**Problem description**
Lines containing the word "JSON" are the ones to copy from the records below.

**Supplied material**
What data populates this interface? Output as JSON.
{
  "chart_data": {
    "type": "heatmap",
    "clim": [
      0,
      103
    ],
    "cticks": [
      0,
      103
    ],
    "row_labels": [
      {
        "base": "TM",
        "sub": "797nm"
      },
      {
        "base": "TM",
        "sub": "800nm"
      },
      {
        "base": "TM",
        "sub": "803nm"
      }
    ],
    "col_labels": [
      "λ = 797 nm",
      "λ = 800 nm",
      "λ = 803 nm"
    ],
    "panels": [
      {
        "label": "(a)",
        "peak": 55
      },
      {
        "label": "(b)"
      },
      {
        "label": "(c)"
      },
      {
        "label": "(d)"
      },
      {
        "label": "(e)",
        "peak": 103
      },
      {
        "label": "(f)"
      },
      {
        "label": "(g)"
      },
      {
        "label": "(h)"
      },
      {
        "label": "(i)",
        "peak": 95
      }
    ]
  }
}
---
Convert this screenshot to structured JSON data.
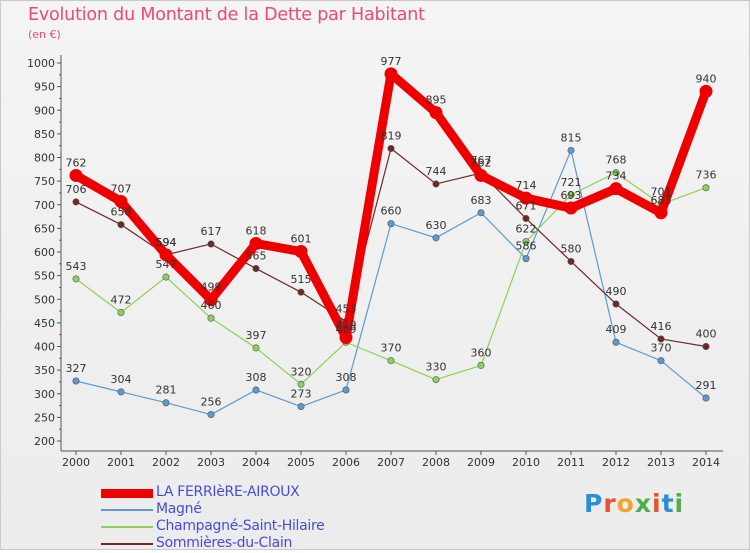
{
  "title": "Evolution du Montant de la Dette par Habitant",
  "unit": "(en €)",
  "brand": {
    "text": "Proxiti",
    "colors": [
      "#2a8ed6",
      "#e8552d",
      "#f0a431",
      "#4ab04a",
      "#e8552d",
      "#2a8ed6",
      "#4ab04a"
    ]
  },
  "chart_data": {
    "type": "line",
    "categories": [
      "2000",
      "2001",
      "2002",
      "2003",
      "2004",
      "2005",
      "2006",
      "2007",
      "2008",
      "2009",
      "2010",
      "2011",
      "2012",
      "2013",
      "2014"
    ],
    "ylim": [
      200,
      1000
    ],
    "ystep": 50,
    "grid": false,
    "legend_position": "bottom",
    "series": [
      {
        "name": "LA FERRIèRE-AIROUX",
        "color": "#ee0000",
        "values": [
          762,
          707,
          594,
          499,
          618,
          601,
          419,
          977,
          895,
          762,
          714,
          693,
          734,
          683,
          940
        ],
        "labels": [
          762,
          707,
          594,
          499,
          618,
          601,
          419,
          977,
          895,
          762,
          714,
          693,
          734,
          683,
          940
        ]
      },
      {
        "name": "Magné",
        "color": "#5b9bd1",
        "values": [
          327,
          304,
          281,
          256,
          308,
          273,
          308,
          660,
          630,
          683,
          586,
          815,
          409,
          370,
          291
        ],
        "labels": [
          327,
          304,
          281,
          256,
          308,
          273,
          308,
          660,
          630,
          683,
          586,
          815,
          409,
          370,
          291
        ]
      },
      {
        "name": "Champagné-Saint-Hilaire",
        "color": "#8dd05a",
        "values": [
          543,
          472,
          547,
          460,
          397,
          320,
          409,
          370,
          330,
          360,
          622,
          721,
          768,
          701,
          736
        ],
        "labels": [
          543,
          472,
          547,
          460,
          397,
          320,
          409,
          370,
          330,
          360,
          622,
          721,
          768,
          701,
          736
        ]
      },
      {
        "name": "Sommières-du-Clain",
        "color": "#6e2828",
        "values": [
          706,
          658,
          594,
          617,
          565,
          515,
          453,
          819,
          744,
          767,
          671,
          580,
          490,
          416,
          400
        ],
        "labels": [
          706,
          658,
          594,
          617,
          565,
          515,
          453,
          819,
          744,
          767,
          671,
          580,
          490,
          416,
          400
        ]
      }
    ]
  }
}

**Problem solution**
What data populates this interface? Output as JSON.
Convert this screenshot to structured JSON data.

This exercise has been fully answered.